EXERCISE REQUIREMENTS
Hunt for the word "this" across the entries below, copying each line that holds it.

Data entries
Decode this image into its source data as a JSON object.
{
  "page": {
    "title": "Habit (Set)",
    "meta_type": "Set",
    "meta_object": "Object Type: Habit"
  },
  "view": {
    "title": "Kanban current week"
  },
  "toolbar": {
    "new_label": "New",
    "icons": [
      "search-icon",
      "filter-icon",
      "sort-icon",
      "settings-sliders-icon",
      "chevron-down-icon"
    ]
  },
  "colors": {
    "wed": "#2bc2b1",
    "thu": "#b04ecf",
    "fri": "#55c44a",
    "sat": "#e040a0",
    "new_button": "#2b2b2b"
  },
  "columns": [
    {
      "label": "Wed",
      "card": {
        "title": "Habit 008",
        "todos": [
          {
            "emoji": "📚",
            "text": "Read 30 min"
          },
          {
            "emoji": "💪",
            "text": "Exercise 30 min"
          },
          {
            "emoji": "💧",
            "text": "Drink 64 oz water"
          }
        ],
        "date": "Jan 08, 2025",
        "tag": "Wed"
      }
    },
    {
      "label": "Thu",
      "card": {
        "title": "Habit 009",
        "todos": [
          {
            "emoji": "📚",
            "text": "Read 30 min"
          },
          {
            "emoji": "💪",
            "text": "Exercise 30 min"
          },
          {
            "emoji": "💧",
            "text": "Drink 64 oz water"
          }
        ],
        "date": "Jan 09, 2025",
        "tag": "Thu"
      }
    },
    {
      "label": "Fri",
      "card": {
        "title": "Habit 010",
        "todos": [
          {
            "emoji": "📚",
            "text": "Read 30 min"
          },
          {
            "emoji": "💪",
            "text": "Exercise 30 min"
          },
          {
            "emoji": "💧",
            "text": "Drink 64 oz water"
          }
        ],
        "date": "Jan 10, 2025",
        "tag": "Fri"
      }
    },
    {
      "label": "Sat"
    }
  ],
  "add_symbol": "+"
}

* * *

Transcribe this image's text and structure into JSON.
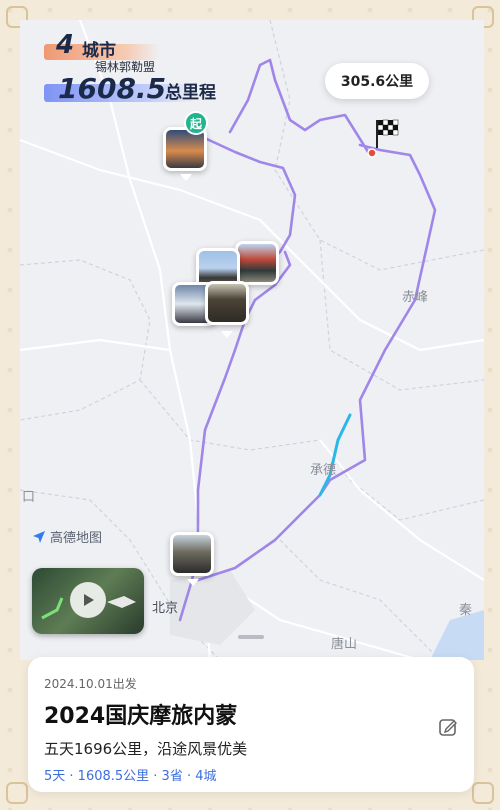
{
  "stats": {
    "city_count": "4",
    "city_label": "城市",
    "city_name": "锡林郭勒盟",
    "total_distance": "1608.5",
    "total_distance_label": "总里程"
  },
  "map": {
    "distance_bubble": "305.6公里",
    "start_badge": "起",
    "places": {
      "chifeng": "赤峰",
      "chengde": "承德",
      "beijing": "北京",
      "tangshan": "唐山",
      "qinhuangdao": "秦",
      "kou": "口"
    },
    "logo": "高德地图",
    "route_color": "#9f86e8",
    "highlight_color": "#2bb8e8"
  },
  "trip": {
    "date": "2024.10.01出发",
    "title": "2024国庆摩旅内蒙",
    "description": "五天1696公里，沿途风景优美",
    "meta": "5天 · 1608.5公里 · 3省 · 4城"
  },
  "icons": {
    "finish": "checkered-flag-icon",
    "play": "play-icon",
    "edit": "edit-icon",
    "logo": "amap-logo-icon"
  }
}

WRITTEN RESPONSE
Decode this image into its source data as a JSON object.
Transcribe this image's text and structure into JSON.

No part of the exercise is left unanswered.